***** DATASET RECORDS

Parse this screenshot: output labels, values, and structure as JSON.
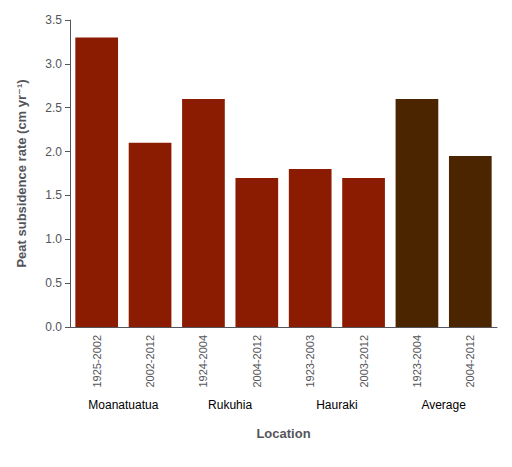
{
  "chart_data": {
    "type": "bar",
    "xlabel": "Location",
    "ylabel": "Peat subsidence rate (cm yr⁻¹)",
    "categories": [
      "1925-2002",
      "2002-2012",
      "1924-2004",
      "2004-2012",
      "1923-2003",
      "2003-2012",
      "1923-2004",
      "2004-2012"
    ],
    "groups": [
      "Moanatuatua",
      "Moanatuatua",
      "Rukuhia",
      "Rukuhia",
      "Hauraki",
      "Hauraki",
      "Average",
      "Average"
    ],
    "values": [
      3.3,
      2.1,
      2.6,
      1.7,
      1.8,
      1.7,
      2.6,
      1.95
    ],
    "colors": [
      "#8B1C02",
      "#8B1C02",
      "#8B1C02",
      "#8B1C02",
      "#8B1C02",
      "#8B1C02",
      "#4A2500",
      "#4A2500"
    ],
    "ylim": [
      0,
      3.5
    ],
    "yticks": [
      {
        "value": 0,
        "label": "0.0"
      },
      0.5,
      {
        "value": 1.0,
        "label": "1.0"
      },
      1.5,
      {
        "value": 2.0,
        "label": "2.0"
      },
      2.5,
      {
        "value": 3.0,
        "label": "3.0"
      },
      3.5
    ],
    "grid": false
  }
}
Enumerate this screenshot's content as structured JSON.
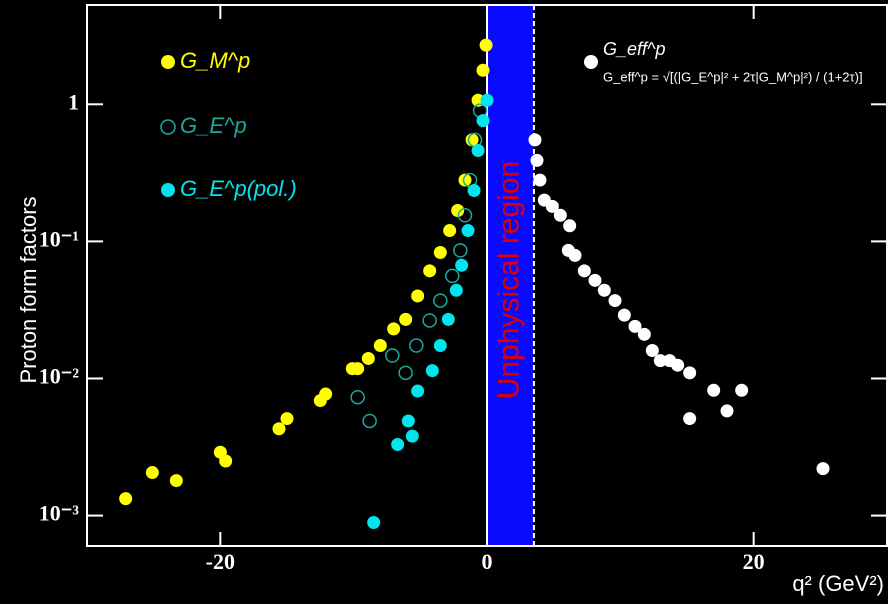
{
  "chart_data": {
    "type": "scatter",
    "x_label": "q² (GeV²)",
    "y_label": "Proton form factors",
    "annotation": "Unphysical region",
    "unphysical_region": [
      0,
      3.52
    ],
    "formula": "G_eff^p = √[(|G_E^p|² + 2τ|G_M^p|²) / (1+2τ)]",
    "xlim": [
      -30,
      30
    ],
    "xticks": [
      -20,
      0,
      20
    ],
    "ylim": [
      0.0006,
      5.3
    ],
    "log_y": true,
    "yticks": [
      {
        "value": 1,
        "label": "1"
      },
      {
        "value": 0.1,
        "label": "10⁻¹"
      },
      {
        "value": 0.01,
        "label": "10⁻²"
      },
      {
        "value": 0.001,
        "label": "10⁻³"
      }
    ],
    "series": [
      {
        "name": "G_M^p",
        "color": "#ffff00",
        "marker": "filled",
        "x": [
          -27.1,
          -25.1,
          -23.3,
          -20,
          -19.6,
          -15.6,
          -15.0,
          -12.5,
          -12.1,
          -10.1,
          -9.7,
          -8.9,
          -8.0,
          -7.0,
          -6.1,
          -5.2,
          -4.3,
          -3.5,
          -2.8,
          -2.2,
          -1.65,
          -1.12,
          -0.67,
          -0.3,
          -0.07
        ],
        "y": [
          0.00133,
          0.00206,
          0.0018,
          0.0029,
          0.0025,
          0.0043,
          0.0051,
          0.0069,
          0.0077,
          0.0118,
          0.0118,
          0.014,
          0.0174,
          0.023,
          0.027,
          0.04,
          0.061,
          0.083,
          0.12,
          0.168,
          0.28,
          0.55,
          1.07,
          1.77,
          2.7
        ]
      },
      {
        "name": "G_E^p",
        "color": "#1aa8a0",
        "marker": "open",
        "x": [
          -9.7,
          -8.8,
          -7.1,
          -6.1,
          -5.3,
          -4.3,
          -3.5,
          -2.6,
          -2.0,
          -1.65,
          -1.27,
          -0.9,
          -0.52
        ],
        "y": [
          0.0073,
          0.0049,
          0.0147,
          0.011,
          0.0174,
          0.0265,
          0.037,
          0.056,
          0.086,
          0.155,
          0.28,
          0.55,
          0.9
        ]
      },
      {
        "name": "G_E^p(pol.)",
        "color": "#00e5ee",
        "marker": "filled",
        "x": [
          -8.5,
          -6.7,
          -5.6,
          -5.9,
          -5.2,
          -4.1,
          -3.5,
          -2.9,
          -2.3,
          -1.9,
          -1.42,
          -0.97,
          -0.67,
          -0.3,
          0
        ],
        "y": [
          0.00089,
          0.0033,
          0.0038,
          0.0049,
          0.0081,
          0.0114,
          0.0174,
          0.027,
          0.044,
          0.067,
          0.12,
          0.235,
          0.46,
          0.76,
          1.07
        ]
      },
      {
        "name": "G_eff^p",
        "color": "#ffffff",
        "marker": "filled",
        "x": [
          3.6,
          3.75,
          3.97,
          4.3,
          4.9,
          5.5,
          6.2,
          6.1,
          6.6,
          7.3,
          8.1,
          8.8,
          9.6,
          10.3,
          11.1,
          11.8,
          12.4,
          13.0,
          13.7,
          14.3,
          15.2,
          15.2,
          17.0,
          18.0,
          19.1,
          25.2
        ],
        "y": [
          0.55,
          0.39,
          0.28,
          0.2,
          0.18,
          0.155,
          0.13,
          0.086,
          0.079,
          0.061,
          0.052,
          0.044,
          0.037,
          0.029,
          0.024,
          0.021,
          0.016,
          0.0135,
          0.0135,
          0.0125,
          0.011,
          0.0051,
          0.0082,
          0.0058,
          0.0082,
          0.0022
        ]
      }
    ]
  }
}
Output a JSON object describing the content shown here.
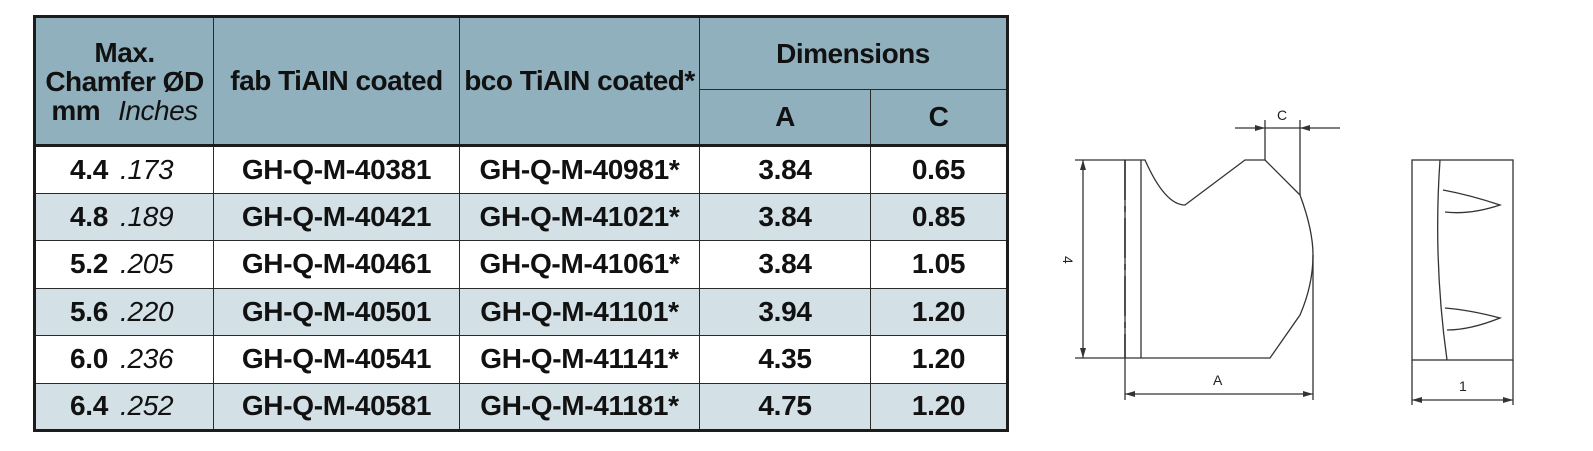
{
  "table": {
    "headers": {
      "chamfer_line1": "Max.",
      "chamfer_line2": "Chamfer ØD",
      "chamfer_mm": "mm",
      "chamfer_inches": "Inches",
      "fab": "fab TiAIN coated",
      "bco": "bco TiAIN coated*",
      "dimensions": "Dimensions",
      "dim_a": "A",
      "dim_c": "C"
    },
    "rows": [
      {
        "mm": "4.4",
        "inches": ".173",
        "fab": "GH-Q-M-40381",
        "bco": "GH-Q-M-40981*",
        "a": "3.84",
        "c": "0.65"
      },
      {
        "mm": "4.8",
        "inches": ".189",
        "fab": "GH-Q-M-40421",
        "bco": "GH-Q-M-41021*",
        "a": "3.84",
        "c": "0.85"
      },
      {
        "mm": "5.2",
        "inches": ".205",
        "fab": "GH-Q-M-40461",
        "bco": "GH-Q-M-41061*",
        "a": "3.84",
        "c": "1.05"
      },
      {
        "mm": "5.6",
        "inches": ".220",
        "fab": "GH-Q-M-40501",
        "bco": "GH-Q-M-41101*",
        "a": "3.94",
        "c": "1.20"
      },
      {
        "mm": "6.0",
        "inches": ".236",
        "fab": "GH-Q-M-40541",
        "bco": "GH-Q-M-41141*",
        "a": "4.35",
        "c": "1.20"
      },
      {
        "mm": "6.4",
        "inches": ".252",
        "fab": "GH-Q-M-40581",
        "bco": "GH-Q-M-41181*",
        "a": "4.75",
        "c": "1.20"
      }
    ]
  },
  "drawing": {
    "label_c": "C",
    "label_height": "4",
    "label_a": "A",
    "label_width": "1"
  },
  "colors": {
    "header_bg": "#8fb0bc",
    "stripe_bg": "#d3e0e6",
    "border": "#1c1c1c"
  }
}
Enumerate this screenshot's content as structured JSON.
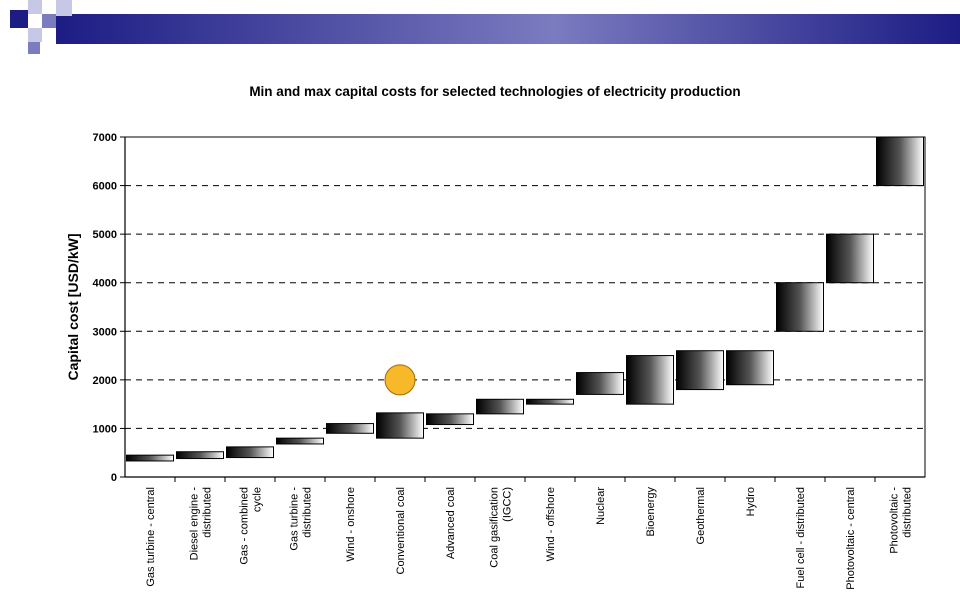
{
  "theme": {
    "header_dark": "#1c1c84",
    "header_mid": "#7b7bc0",
    "header_light": "#c7c7e6",
    "marker_fill": "#f7b92a",
    "marker_stroke": "#a06a00"
  },
  "chart_data": {
    "type": "bar",
    "title": "Min and max capital costs for selected technologies of electricity production",
    "xlabel": "",
    "ylabel": "Capital cost [USD/kW]",
    "ylim": [
      0,
      7000
    ],
    "yticks": [
      0,
      1000,
      2000,
      3000,
      4000,
      5000,
      6000,
      7000
    ],
    "grid": true,
    "legend": "none",
    "categories": [
      [
        "Gas turbine - central"
      ],
      [
        "Diesel engine -",
        "distributed"
      ],
      [
        "Gas - combined",
        "cycle"
      ],
      [
        "Gas turbine -",
        "distributed"
      ],
      [
        "Wind - onshore"
      ],
      [
        "Conventional coal"
      ],
      [
        "Advanced coal"
      ],
      [
        "Coal gasification",
        "(IGCC)"
      ],
      [
        "Wind - offshore"
      ],
      [
        "Nuclear"
      ],
      [
        "Bioenergy"
      ],
      [
        "Geothermal"
      ],
      [
        "Hydro"
      ],
      [
        "Fuel cell - distributed"
      ],
      [
        "Photovoltaic - central"
      ],
      [
        "Photovoltaic -",
        "distributed"
      ]
    ],
    "series": [
      {
        "min": [
          330,
          380,
          400,
          680,
          900,
          800,
          1080,
          1300,
          1500,
          1700,
          1500,
          1800,
          1900,
          3000,
          4000,
          6000
        ],
        "max": [
          450,
          520,
          620,
          800,
          1100,
          1320,
          1300,
          1600,
          1600,
          2150,
          2500,
          2600,
          2600,
          4000,
          5000,
          7000
        ]
      }
    ],
    "annotations": [
      {
        "type": "circle-marker",
        "category_index": 5,
        "y": 2000
      }
    ]
  }
}
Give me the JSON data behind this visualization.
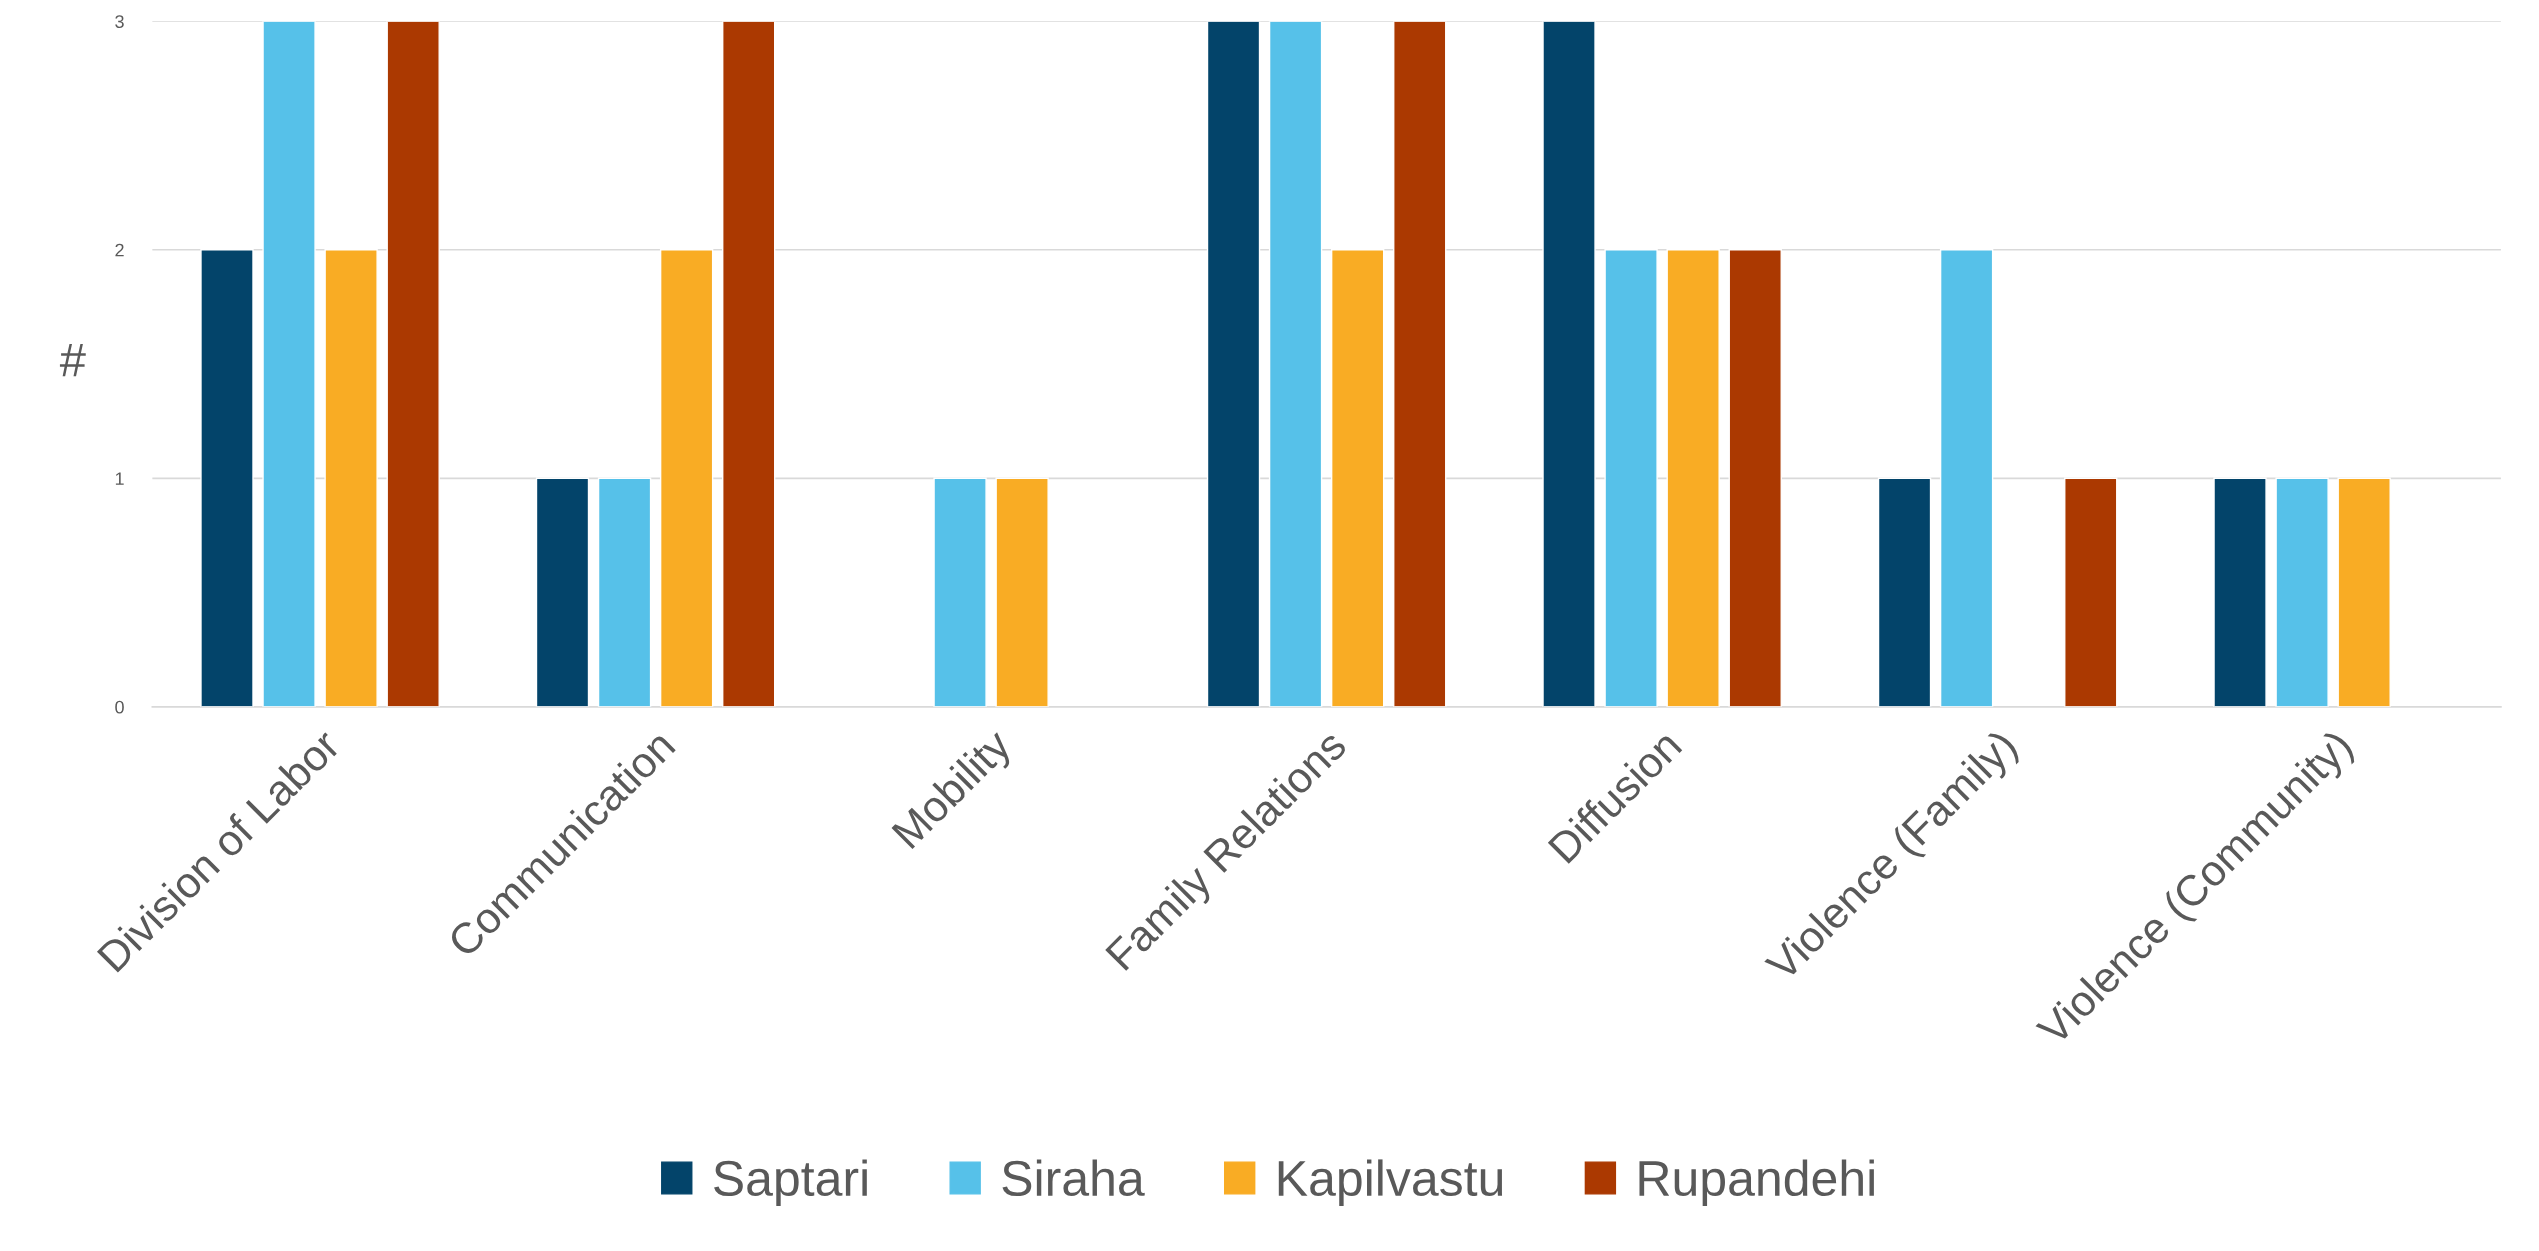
{
  "chart_data": {
    "type": "bar",
    "ylabel": "#",
    "categories": [
      "Division of Labor",
      "Communication",
      "Mobility",
      "Family Relations",
      "Diffusion",
      "Violence (Family)",
      "Violence (Community)"
    ],
    "series": [
      {
        "name": "Saptari",
        "color": "#03446a",
        "values": [
          2,
          1,
          null,
          3,
          3,
          1,
          1
        ]
      },
      {
        "name": "Siraha",
        "color": "#56c1e9",
        "values": [
          3,
          1,
          1,
          3,
          2,
          2,
          1
        ]
      },
      {
        "name": "Kapilvastu",
        "color": "#f9ac24",
        "values": [
          2,
          2,
          1,
          2,
          2,
          null,
          1
        ]
      },
      {
        "name": "Rupandehi",
        "color": "#ab3901",
        "values": [
          3,
          3,
          null,
          3,
          2,
          1,
          null
        ]
      }
    ],
    "ylim": [
      0,
      3
    ],
    "yticks": [
      0,
      1,
      2,
      3
    ],
    "grid": "y",
    "legend": "bottom"
  }
}
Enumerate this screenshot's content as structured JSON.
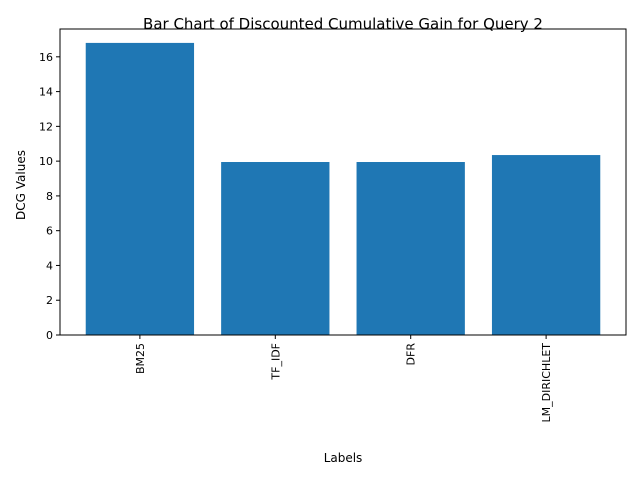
{
  "chart_data": {
    "type": "bar",
    "title": "Bar Chart of Discounted Cumulative Gain for Query 2",
    "xlabel": "Labels",
    "ylabel": "DCG Values",
    "categories": [
      "BM25",
      "TF_IDF",
      "DFR",
      "LM_DIRICHLET"
    ],
    "values": [
      16.8,
      9.95,
      9.95,
      10.35
    ],
    "ylim": [
      0,
      17.6
    ],
    "yticks": [
      0,
      2,
      4,
      6,
      8,
      10,
      12,
      14,
      16
    ],
    "bar_color": "#1f77b4",
    "grid": false,
    "legend": "none"
  }
}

**********

» GIVEN TASK:
Go through the material and copy out every line with "ylabel" in it.

» IN RESPONSE:
    "ylabel": "Peat subsidence rate (cm yr⁻¹)",
    "ylabel": "Capital cost [USD/kW]",
    "ylabel": "#",
    "ylabel": "DCG Values",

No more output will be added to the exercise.